What this task involves ->
Extract every line where the string "キャリア教育の今後の課題" appears.

Records from a collection of figures
------------------------------------------------
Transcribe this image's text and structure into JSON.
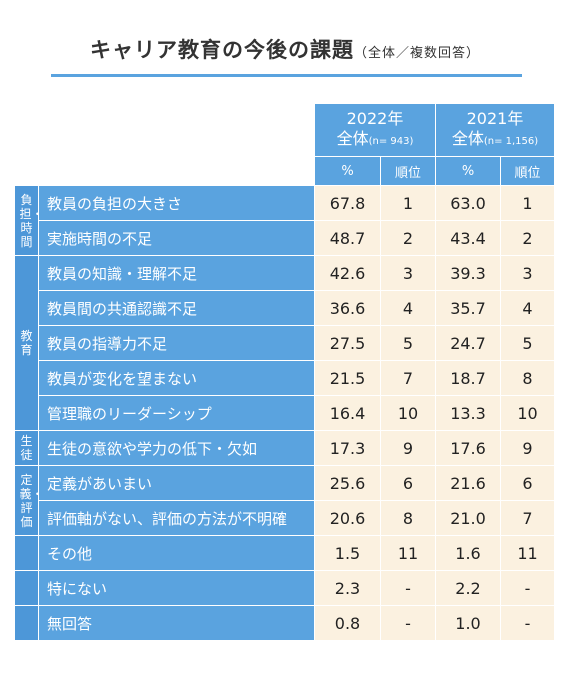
{
  "title": "キャリア教育の今後の課題",
  "title_note": "（全体／複数回答）",
  "headers": {
    "y2022": "2022年",
    "y2022_sub": "全体",
    "y2022_n": "(n= 943)",
    "y2021": "2021年",
    "y2021_sub": "全体",
    "y2021_n": "(n= 1,156)",
    "pct": "%",
    "rank": "順位"
  },
  "groups": [
    {
      "label": "負担・時間",
      "rows": 2
    },
    {
      "label": "教育",
      "rows": 5
    },
    {
      "label": "生徒",
      "rows": 1
    },
    {
      "label": "定義・評価",
      "rows": 2
    },
    {
      "label": "",
      "rows": 1
    },
    {
      "label": "",
      "rows": 1
    },
    {
      "label": "",
      "rows": 1
    }
  ],
  "chart_data": {
    "type": "table",
    "title": "キャリア教育の今後の課題",
    "columns": [
      "2022年 %",
      "2022年 順位",
      "2021年 %",
      "2021年 順位"
    ],
    "rows": [
      {
        "item": "教員の負担の大きさ",
        "p2022": "67.8",
        "r2022": "1",
        "p2021": "63.0",
        "r2021": "1"
      },
      {
        "item": "実施時間の不足",
        "p2022": "48.7",
        "r2022": "2",
        "p2021": "43.4",
        "r2021": "2"
      },
      {
        "item": "教員の知識・理解不足",
        "p2022": "42.6",
        "r2022": "3",
        "p2021": "39.3",
        "r2021": "3"
      },
      {
        "item": "教員間の共通認識不足",
        "p2022": "36.6",
        "r2022": "4",
        "p2021": "35.7",
        "r2021": "4"
      },
      {
        "item": "教員の指導力不足",
        "p2022": "27.5",
        "r2022": "5",
        "p2021": "24.7",
        "r2021": "5"
      },
      {
        "item": "教員が変化を望まない",
        "p2022": "21.5",
        "r2022": "7",
        "p2021": "18.7",
        "r2021": "8"
      },
      {
        "item": "管理職のリーダーシップ",
        "p2022": "16.4",
        "r2022": "10",
        "p2021": "13.3",
        "r2021": "10"
      },
      {
        "item": "生徒の意欲や学力の低下・欠如",
        "p2022": "17.3",
        "r2022": "9",
        "p2021": "17.6",
        "r2021": "9"
      },
      {
        "item": "定義があいまい",
        "p2022": "25.6",
        "r2022": "6",
        "p2021": "21.6",
        "r2021": "6"
      },
      {
        "item": "評価軸がない、評価の方法が不明確",
        "p2022": "20.6",
        "r2022": "8",
        "p2021": "21.0",
        "r2021": "7"
      },
      {
        "item": "その他",
        "p2022": "1.5",
        "r2022": "11",
        "p2021": "1.6",
        "r2021": "11"
      },
      {
        "item": "特にない",
        "p2022": "2.3",
        "r2022": "-",
        "p2021": "2.2",
        "r2021": "-"
      },
      {
        "item": "無回答",
        "p2022": "0.8",
        "r2022": "-",
        "p2021": "1.0",
        "r2021": "-"
      }
    ]
  },
  "colors": {
    "header": "#5aa3df",
    "group": "#4d97d8",
    "cell": "#fbf1e0",
    "rule": "#5aa3df"
  }
}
------------------------------------------------
Answer to this task ->
  "title": "キャリア教育の今後の課題",
    "title": "キャリア教育の今後の課題",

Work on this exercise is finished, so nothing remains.